> DOCUMENT SEGMENT
##############################

BM Seer Unofficial thoughts from an anonymous Sun employee

2-chip SPEC CPU2006 Rate World Records: Sun SPARC Enterprise T5240

Thursday Apr 10, 2008

Sun has announced two-chip world record results for SPECint_rate2006 and SPECfp_rate2006. These results were run on the Sun SPARC Enterprise T5240 server which uses the UltraSPARC T2 Plus processor running at 1.4 GHz.

The Sun SPARC Enterprise T5240 server, powered by two UltraSPARC T2 Plus processors, delivered a World Record 2-chip "peak" result of 157 on the SPECint_rate2006 benchmark.

The Sun SPARC Enterprise T5240 server, powered by two UltraSPARC T2 Plus processors, delivered a World Record 2-chip "base" result of 142 on the SPECint_rate_base2006 benchmark.

A 2-chip Sun SPARC Enterprise T5240 server, running the UltraSPARC T2 Plus processor at 1.4 GHz, beat the 2-chip IBM 4.7GHz POWER6 based p 570 by 29% on the SPECint_rate2006 benchmark.

The Sun SPARC Enterprise T5240 server delivers 1.9X the throughput performance of the Sun SPARC Enterprise T5220 server as measured by SPECint_rate2006 in the same amount of space.

The Sun SPARC Enterprise T5240 server, powered by two UltraSPARC T2 Plus processors, delivered a World Record 2-chip "peak" result of 119 on the SPECfp_rate2006 benchmark.

The Sun SPARC Enterprise T5240 server, powered by two UltraSPARC T2 Plus processors, delivered a World Record 2-chip "base" result of 111 on the SPECfp_rate_base2006 benchmark.

A 2-chip Sun SPARC Enterprise T5240 server, running the UltraSPARC T2 Plus processor at 1.4 GHz, beat the 2-chip IBM 4.7GHz POWER6 based p 570 by 3% on the SPECfp_rate2006 benchmark.

The Sun SPARC Enterprise T5240 server delivers 1.9X the throughput performance of the Sun SPARC Enterprise T5220 server as measured by SPECfp_rate2006 in the same amount of space.

SPEC CPU2006 Performance Charts - bigger is better, selected recent results.

SPECint_rate2006

Please see www.spec.org for complete results

System Processors Performance
Results
Type GHz Chips Cores Threads Peak Base
Sun SE T5240 UltraSPARC T2 Plus 1.4 2 16 128 157 142
Supermicro X7DWA-N Xeon X5482 3.2 2 8 8 147 121
SGI Altix XE 250 Xeon X5472 3.0 2 8 8 143 119
HP DL160 G5 Xeon X5472 3.0 2 8 8 140 115
IBM p 570 Power6 4.7 2 4 8 122 108

Results as of 7 Apr 2008 from www.spec.org.

##############################

> DATA SUPPLIED
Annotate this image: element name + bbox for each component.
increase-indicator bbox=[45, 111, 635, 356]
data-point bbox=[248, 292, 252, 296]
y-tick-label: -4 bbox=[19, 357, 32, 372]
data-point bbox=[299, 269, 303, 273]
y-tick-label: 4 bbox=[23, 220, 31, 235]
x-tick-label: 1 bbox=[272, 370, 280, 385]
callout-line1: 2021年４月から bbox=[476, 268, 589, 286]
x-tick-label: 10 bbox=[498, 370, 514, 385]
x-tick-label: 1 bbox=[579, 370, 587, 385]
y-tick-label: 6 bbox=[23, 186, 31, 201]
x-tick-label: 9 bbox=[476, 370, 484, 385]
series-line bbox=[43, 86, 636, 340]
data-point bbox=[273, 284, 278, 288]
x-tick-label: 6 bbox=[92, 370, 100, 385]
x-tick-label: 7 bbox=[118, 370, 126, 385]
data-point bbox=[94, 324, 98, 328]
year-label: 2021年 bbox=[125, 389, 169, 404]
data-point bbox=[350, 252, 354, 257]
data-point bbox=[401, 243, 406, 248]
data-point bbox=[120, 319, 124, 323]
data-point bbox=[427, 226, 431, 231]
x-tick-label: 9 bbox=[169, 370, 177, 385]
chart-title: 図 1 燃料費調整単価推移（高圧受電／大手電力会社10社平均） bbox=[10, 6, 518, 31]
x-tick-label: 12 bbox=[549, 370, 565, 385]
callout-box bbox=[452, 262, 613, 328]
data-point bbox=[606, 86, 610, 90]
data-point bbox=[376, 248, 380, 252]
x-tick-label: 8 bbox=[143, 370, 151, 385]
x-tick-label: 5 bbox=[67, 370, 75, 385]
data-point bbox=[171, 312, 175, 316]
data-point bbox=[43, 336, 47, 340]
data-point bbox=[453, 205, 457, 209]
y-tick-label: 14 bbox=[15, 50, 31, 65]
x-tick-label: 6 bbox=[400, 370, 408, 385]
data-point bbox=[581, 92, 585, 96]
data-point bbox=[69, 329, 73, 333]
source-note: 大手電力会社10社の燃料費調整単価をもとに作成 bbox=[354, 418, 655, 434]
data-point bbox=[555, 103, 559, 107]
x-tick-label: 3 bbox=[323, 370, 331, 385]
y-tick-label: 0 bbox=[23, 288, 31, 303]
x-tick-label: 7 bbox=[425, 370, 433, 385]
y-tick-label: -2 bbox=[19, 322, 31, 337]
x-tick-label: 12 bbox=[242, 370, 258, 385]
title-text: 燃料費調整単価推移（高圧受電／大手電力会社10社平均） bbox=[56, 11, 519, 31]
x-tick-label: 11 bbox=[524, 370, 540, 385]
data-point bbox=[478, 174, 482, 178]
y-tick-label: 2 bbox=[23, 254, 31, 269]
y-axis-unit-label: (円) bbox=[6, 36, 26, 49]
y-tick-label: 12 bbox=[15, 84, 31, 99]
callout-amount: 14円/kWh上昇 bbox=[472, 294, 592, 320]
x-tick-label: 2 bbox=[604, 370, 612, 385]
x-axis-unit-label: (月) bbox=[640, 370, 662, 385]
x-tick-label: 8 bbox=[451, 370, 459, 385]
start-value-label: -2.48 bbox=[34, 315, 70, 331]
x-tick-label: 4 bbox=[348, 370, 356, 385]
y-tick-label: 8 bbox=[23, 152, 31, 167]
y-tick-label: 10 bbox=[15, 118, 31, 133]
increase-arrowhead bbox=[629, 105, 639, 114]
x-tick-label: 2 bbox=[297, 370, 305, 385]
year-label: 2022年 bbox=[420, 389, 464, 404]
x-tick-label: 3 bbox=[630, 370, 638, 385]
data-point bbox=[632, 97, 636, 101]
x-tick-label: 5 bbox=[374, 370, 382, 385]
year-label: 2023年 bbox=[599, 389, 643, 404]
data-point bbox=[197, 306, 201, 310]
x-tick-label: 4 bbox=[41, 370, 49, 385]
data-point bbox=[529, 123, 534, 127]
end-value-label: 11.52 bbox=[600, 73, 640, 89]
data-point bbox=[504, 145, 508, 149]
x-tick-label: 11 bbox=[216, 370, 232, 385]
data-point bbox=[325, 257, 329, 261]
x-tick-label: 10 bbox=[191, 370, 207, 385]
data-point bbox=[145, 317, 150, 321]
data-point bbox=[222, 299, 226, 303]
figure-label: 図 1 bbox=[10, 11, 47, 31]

##############################

> AIM OF THE TASK
Copy, word for word, the part of the T5240 benchmark post that runs from "Sun has announced" to "157 on the SPECint_rate2006 benchmark.".

> YOUR RESPONSE
Sun has announced two-chip world record results for SPECint_rate2006 and SPECfp_rate2006. These results were run on the Sun SPARC Enterprise T5240 server which uses the UltraSPARC T2 Plus processor running at 1.4 GHz.

The Sun SPARC Enterprise T5240 server, powered by two UltraSPARC T2 Plus processors, delivered a World Record 2-chip "peak" result of 157 on the SPECint_rate2006 benchmark.